— start MATERIAL FOR THIS EXERCISE —
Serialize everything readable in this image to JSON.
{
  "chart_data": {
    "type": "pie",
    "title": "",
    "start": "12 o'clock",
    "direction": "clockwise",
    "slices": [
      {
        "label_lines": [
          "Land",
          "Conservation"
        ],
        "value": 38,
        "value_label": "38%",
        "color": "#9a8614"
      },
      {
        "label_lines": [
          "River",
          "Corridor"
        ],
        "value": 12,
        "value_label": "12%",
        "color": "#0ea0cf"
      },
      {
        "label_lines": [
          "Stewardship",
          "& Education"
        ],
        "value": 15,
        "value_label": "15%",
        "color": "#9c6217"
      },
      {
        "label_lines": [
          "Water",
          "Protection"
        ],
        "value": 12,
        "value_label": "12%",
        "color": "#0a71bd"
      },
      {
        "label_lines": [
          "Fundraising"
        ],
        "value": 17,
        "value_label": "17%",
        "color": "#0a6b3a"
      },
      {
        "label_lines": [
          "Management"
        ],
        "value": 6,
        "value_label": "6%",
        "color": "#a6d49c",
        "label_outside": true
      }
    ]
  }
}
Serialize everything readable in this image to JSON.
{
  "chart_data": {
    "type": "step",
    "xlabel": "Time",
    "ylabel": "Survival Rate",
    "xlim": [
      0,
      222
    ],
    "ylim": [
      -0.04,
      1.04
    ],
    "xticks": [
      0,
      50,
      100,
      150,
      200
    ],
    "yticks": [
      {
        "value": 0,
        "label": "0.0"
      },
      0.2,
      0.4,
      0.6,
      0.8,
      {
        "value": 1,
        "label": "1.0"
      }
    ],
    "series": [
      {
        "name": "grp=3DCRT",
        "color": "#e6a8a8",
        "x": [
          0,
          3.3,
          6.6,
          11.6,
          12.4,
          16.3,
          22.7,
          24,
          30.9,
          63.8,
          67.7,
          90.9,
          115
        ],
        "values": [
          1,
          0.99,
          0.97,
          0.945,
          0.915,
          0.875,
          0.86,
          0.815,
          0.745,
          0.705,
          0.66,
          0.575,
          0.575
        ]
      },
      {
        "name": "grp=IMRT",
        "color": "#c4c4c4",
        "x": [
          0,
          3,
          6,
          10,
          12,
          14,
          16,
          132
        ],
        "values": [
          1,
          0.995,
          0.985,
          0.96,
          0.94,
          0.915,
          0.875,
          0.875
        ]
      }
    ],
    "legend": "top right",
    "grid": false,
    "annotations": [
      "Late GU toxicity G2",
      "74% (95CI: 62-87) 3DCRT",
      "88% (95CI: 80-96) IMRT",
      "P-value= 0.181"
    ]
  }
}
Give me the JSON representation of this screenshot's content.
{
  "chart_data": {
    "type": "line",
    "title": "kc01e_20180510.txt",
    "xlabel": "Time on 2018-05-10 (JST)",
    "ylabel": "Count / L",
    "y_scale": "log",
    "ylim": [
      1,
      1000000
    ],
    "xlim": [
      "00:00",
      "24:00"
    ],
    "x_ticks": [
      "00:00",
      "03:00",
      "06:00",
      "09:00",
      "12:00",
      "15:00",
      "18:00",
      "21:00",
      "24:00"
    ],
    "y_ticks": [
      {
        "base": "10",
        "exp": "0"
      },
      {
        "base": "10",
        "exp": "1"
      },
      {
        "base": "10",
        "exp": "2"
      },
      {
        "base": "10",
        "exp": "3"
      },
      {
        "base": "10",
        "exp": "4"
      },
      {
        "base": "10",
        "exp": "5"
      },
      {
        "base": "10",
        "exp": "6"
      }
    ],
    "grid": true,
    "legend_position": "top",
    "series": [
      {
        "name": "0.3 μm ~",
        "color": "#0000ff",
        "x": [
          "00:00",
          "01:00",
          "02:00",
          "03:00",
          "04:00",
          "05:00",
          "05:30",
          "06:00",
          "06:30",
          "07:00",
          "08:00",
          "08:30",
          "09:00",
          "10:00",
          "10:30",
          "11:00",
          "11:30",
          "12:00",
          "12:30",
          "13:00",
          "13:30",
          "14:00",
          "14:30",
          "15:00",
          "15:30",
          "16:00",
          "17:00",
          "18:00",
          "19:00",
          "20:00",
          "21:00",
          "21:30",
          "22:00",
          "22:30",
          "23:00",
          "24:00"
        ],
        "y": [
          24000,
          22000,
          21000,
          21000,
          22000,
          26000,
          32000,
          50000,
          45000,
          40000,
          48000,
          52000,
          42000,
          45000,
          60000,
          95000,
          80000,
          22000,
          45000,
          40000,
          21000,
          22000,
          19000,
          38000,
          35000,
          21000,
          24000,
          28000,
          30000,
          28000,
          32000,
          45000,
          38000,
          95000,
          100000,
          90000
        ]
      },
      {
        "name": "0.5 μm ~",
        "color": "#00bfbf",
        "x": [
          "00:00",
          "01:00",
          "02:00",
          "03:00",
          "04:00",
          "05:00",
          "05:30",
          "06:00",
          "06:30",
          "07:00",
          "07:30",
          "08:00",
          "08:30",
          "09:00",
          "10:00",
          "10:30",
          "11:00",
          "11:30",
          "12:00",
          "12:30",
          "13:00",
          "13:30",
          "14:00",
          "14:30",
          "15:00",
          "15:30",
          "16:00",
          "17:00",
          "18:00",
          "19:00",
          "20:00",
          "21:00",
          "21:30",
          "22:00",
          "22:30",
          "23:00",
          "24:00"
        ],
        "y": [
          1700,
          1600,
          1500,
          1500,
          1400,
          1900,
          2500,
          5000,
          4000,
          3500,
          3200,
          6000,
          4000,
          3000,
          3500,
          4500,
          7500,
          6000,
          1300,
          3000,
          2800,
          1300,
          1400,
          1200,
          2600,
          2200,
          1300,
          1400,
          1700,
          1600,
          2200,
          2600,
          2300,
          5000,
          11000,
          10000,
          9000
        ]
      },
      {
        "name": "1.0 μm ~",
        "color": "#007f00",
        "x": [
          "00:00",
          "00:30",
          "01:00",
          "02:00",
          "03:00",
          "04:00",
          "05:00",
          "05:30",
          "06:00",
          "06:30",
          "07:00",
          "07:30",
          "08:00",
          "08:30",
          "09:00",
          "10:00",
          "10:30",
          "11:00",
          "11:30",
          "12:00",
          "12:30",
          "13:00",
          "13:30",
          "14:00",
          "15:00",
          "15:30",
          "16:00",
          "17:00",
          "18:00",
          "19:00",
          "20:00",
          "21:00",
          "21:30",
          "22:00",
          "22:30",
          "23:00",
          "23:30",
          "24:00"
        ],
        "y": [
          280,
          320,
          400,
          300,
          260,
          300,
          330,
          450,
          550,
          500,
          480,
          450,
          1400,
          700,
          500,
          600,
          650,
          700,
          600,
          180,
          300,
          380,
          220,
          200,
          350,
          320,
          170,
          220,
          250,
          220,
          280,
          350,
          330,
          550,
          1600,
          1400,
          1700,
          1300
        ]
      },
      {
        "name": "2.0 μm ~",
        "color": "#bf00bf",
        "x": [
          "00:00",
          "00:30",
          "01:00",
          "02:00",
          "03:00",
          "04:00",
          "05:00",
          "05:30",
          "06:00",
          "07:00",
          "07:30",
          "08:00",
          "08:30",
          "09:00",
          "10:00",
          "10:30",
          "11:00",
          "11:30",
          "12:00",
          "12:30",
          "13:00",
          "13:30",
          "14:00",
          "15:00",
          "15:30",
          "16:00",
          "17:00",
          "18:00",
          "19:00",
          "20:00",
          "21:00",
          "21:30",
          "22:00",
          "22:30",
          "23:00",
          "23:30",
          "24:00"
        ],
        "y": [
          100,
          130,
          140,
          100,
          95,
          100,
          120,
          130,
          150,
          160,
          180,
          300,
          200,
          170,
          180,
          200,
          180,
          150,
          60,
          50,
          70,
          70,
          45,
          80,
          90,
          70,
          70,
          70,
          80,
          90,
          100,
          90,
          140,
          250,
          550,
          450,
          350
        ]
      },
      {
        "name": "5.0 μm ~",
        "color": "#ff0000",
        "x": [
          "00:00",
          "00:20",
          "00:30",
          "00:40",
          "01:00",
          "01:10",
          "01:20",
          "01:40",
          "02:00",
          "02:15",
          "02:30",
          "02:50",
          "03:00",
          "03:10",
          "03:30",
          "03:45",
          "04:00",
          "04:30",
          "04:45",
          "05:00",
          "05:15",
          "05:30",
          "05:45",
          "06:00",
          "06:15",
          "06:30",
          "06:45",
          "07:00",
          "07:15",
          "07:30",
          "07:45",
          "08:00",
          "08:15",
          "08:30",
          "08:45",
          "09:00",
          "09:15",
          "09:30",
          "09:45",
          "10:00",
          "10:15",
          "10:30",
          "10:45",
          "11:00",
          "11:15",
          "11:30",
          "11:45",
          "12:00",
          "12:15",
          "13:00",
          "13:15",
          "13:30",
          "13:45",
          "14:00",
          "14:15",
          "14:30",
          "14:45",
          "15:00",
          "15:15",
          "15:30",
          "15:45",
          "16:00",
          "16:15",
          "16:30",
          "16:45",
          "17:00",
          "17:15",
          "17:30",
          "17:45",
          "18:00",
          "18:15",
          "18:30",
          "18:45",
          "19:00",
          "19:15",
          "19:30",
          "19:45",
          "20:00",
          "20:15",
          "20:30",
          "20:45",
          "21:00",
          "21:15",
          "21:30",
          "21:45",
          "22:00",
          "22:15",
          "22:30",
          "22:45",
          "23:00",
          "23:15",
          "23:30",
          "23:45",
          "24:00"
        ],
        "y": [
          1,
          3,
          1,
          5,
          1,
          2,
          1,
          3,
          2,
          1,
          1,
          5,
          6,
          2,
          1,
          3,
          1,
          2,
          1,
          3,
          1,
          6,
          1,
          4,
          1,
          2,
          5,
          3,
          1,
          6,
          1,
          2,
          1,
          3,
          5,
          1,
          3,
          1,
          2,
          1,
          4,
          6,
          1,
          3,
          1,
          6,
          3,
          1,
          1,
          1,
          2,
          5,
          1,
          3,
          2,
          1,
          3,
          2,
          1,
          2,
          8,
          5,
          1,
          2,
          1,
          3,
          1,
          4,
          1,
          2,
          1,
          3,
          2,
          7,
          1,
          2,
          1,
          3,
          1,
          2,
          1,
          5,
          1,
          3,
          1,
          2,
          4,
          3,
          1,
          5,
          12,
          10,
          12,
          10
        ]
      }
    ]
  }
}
— end MATERIAL FOR THIS EXERCISE —
=== EXERCISE INSTRUCTIONS ===
Scan the entries above. Copy each line that has the string "Time".

=== EXERCISE SOLUTION ===
    "xlabel": "Time",
    "xlabel": "Time on 2018-05-10 (JST)",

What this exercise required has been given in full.